> _SET PROBLEM_:
Check each line of the listing, and copy it if it contains the word "Julian".

> _GIVEN DATA_:
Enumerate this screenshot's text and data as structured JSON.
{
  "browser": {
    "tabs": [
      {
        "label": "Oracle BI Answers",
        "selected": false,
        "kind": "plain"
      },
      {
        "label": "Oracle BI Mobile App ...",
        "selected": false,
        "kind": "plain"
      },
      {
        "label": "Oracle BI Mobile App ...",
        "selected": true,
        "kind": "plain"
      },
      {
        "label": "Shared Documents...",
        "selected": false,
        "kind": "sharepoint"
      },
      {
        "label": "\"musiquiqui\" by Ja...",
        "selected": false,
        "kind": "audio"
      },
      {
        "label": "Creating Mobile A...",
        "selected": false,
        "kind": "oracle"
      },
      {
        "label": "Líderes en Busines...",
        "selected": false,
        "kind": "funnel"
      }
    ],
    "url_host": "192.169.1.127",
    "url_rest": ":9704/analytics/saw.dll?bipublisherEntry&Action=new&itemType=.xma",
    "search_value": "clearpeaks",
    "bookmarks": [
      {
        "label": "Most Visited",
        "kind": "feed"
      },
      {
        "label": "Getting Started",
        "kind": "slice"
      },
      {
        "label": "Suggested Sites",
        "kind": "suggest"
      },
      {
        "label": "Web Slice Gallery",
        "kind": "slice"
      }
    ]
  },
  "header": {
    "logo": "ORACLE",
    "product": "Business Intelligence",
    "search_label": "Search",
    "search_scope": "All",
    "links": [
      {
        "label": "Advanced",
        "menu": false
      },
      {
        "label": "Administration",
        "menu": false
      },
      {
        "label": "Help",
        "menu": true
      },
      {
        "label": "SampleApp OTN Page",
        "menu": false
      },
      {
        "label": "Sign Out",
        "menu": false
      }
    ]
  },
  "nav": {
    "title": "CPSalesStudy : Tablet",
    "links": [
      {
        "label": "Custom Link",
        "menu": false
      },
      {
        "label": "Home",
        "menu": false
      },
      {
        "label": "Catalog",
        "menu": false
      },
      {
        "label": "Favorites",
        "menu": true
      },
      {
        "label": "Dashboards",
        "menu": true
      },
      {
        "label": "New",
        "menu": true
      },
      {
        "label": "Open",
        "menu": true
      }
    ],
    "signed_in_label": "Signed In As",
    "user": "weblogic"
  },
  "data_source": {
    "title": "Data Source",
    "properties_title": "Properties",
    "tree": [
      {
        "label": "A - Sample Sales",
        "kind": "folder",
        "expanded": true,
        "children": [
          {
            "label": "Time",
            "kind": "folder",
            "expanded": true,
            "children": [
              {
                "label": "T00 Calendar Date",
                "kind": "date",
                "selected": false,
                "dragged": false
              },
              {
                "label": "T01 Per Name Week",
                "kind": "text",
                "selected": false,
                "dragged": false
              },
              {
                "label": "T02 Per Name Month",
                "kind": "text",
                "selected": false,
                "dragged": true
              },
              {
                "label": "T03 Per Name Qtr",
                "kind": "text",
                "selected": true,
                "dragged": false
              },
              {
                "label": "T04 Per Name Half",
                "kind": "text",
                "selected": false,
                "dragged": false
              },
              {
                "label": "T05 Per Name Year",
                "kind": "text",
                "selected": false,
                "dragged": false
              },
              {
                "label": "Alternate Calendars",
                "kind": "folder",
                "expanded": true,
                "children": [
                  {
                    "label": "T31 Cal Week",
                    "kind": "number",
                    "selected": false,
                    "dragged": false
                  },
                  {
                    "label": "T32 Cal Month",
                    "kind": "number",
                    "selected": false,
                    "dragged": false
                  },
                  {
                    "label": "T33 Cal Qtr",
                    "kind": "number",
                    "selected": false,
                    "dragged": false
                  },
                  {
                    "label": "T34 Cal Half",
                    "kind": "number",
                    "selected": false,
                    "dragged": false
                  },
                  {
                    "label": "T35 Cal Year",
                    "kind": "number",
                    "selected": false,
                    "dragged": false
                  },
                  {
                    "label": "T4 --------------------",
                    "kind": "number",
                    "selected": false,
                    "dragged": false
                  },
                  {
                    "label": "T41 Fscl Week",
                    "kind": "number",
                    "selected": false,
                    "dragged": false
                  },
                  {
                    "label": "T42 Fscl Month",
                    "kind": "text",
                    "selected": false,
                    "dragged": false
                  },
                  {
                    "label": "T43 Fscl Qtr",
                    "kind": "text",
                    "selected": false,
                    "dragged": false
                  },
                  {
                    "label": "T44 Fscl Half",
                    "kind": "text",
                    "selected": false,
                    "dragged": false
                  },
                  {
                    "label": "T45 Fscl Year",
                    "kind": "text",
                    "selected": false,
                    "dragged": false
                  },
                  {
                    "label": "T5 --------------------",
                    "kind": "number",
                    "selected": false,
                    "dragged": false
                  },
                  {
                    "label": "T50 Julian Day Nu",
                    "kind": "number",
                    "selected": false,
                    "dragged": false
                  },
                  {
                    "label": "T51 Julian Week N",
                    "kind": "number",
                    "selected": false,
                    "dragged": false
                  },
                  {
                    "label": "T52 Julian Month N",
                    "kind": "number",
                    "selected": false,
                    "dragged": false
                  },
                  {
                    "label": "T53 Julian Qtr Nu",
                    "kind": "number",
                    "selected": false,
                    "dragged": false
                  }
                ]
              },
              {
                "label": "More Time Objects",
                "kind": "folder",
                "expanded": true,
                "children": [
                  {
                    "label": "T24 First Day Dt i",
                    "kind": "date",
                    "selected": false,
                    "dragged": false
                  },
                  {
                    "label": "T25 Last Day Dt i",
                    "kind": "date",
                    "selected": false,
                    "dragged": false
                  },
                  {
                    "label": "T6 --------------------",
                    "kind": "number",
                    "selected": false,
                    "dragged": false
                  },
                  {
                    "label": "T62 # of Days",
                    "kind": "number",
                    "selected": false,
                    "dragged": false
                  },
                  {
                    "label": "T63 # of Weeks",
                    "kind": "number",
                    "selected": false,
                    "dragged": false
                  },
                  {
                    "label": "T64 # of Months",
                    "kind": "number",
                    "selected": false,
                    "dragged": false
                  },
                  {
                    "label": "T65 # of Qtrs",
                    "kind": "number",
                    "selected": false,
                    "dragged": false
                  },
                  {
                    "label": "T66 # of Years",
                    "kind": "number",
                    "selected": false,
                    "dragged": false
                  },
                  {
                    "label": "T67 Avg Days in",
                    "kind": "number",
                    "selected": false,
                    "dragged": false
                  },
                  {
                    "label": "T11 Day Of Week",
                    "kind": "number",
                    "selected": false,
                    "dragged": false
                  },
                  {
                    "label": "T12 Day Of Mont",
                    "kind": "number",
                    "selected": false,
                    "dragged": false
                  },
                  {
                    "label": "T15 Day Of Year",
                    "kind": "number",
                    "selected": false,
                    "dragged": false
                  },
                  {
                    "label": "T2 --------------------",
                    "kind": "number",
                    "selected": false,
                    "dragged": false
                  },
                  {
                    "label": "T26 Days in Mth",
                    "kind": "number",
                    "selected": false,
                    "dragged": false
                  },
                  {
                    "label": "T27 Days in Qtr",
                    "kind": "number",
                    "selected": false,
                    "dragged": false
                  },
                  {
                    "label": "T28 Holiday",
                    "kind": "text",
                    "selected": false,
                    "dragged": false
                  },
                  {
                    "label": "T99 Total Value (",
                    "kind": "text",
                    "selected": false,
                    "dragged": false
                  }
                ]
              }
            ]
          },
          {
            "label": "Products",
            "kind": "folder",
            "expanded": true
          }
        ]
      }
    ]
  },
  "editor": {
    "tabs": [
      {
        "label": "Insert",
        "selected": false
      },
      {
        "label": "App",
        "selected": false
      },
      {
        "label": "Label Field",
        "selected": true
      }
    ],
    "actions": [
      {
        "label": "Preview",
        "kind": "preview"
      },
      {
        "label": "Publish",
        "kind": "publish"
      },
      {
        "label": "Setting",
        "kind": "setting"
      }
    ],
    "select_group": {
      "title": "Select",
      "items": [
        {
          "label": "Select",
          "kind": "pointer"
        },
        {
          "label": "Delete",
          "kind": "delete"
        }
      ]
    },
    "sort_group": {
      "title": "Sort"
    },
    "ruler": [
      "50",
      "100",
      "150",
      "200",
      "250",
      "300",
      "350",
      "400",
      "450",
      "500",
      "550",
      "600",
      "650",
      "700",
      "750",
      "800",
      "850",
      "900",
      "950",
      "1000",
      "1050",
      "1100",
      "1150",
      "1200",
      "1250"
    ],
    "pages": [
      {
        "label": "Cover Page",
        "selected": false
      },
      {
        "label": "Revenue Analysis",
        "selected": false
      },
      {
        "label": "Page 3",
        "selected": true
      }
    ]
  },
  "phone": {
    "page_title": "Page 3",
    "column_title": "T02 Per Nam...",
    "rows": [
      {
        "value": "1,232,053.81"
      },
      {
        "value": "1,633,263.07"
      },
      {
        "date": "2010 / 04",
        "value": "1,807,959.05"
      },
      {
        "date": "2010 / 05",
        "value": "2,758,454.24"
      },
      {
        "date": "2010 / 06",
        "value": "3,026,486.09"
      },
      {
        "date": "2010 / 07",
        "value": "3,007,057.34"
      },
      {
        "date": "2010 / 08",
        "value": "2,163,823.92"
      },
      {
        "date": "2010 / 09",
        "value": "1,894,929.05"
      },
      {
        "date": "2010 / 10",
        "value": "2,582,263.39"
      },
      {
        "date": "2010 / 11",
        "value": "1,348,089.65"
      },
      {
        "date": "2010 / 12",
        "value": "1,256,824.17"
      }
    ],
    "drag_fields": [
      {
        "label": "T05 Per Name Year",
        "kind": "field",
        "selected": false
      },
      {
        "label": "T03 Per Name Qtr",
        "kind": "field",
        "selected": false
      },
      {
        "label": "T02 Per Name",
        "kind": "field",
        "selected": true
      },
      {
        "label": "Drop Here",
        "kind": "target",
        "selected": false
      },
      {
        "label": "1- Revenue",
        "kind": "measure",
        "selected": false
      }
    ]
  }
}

> _REPLY TO THE TASK_:
                    "label": "T50 Julian Day Nu",
                    "label": "T51 Julian Week N",
                    "label": "T52 Julian Month N",
                    "label": "T53 Julian Qtr Nu",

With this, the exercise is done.